WHAT THIS TASK INVOLVES.
Show all lines from the data that include the word "Annotation".

----

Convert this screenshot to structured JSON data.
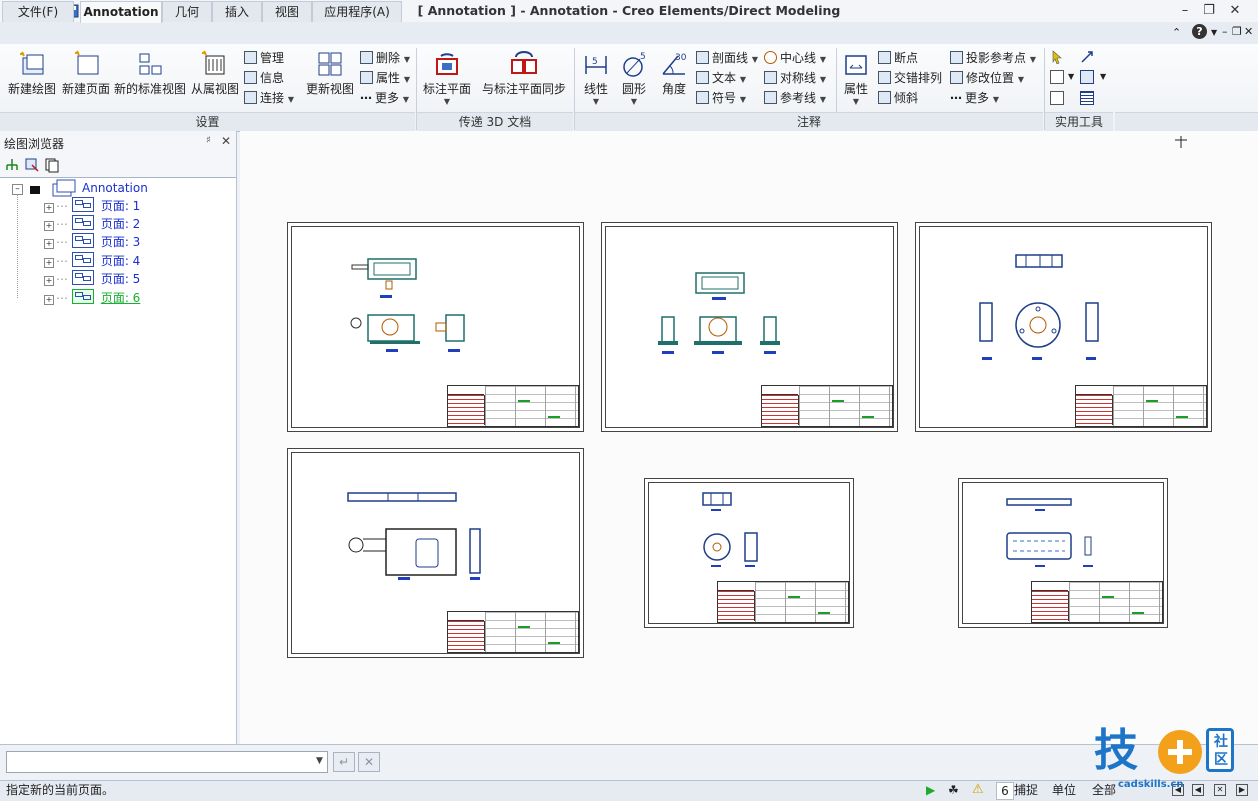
{
  "window": {
    "title": "[ Annotation ] - Annotation - Creo Elements/Direct Modeling"
  },
  "tabs": [
    {
      "label": "文件(F)"
    },
    {
      "label": "Annotation"
    },
    {
      "label": "几何"
    },
    {
      "label": "插入"
    },
    {
      "label": "视图"
    },
    {
      "label": "应用程序(A)"
    }
  ],
  "ribbon": {
    "groups": {
      "settings": "设置",
      "transfer": "传递 3D 文档",
      "annotate": "注释",
      "utilities": "实用工具"
    },
    "big_buttons": {
      "new_drawing": "新建绘图",
      "new_page": "新建页面",
      "new_std_view": "新的标准视图",
      "from_view": "从属视图",
      "update_view": "更新视图",
      "annot_plane": "标注平面",
      "sync_plane": "与标注平面同步",
      "linear": "线性",
      "circle": "圆形",
      "angle": "角度",
      "properties": "属性"
    },
    "small_buttons": {
      "manage": "管理",
      "info": "信息",
      "connect": "连接",
      "delete": "删除",
      "attr": "属性",
      "more1": "更多",
      "section_line": "剖面线",
      "text": "文本",
      "symbol": "符号",
      "center_line": "中心线",
      "symmetry_line": "对称线",
      "ref_line": "参考线",
      "break_point": "断点",
      "cross_arrange": "交错排列",
      "tilt": "倾斜",
      "proj_ref_point": "投影参考点",
      "modify_pos": "修改位置",
      "more2": "更多"
    },
    "icon_labels": {
      "linear_num": "5",
      "circle_num": "5",
      "angle_num": "30"
    }
  },
  "browser": {
    "title": "绘图浏览器",
    "root": "Annotation",
    "pages": [
      {
        "label": "页面: 1",
        "current": false
      },
      {
        "label": "页面: 2",
        "current": false
      },
      {
        "label": "页面: 3",
        "current": false
      },
      {
        "label": "页面: 4",
        "current": false
      },
      {
        "label": "页面: 5",
        "current": false
      },
      {
        "label": "页面: 6",
        "current": true
      }
    ]
  },
  "status": {
    "message": "指定新的当前页面。",
    "count": "6",
    "snap": "捕捉",
    "unit": "单位",
    "all": "全部"
  },
  "watermark": {
    "text": "技",
    "side_top": "社",
    "side_bottom": "区",
    "url": "cadskills.cn"
  },
  "colors": {
    "accent_blue": "#1a2fd0",
    "current_page_green": "#18b030",
    "titleblock_red": "#cc3333"
  }
}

----

CORRECT RESPONSE.
    "title": "[ Annotation ] - Annotation - Creo Elements/Direct Modeling"
      "label": "Annotation"
    "root": "Annotation",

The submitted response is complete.